- **Given information**:
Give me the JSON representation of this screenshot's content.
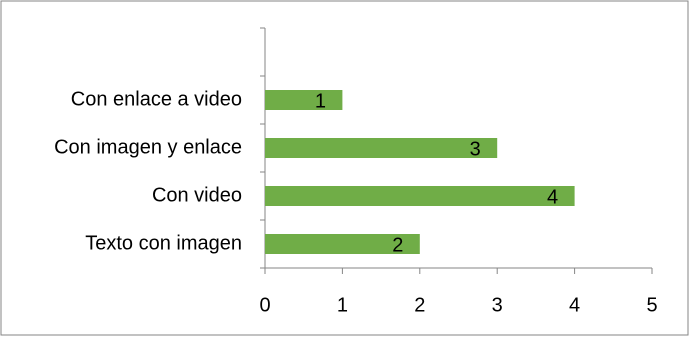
{
  "chart_data": {
    "type": "bar",
    "orientation": "horizontal",
    "categories": [
      null,
      "Con enlace a video",
      "Con imagen y enlace",
      "Con video",
      "Texto con imagen"
    ],
    "values": [
      null,
      1,
      3,
      4,
      2
    ],
    "color": "#70ad47",
    "xlim": [
      0,
      5
    ],
    "xticks": [
      0,
      1,
      2,
      3,
      4,
      5
    ],
    "grid": false
  }
}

- **Prompt**:
Report the number of lines in the entries above that include the word "enlace" and add nothing to it.

- **Expected output**:
2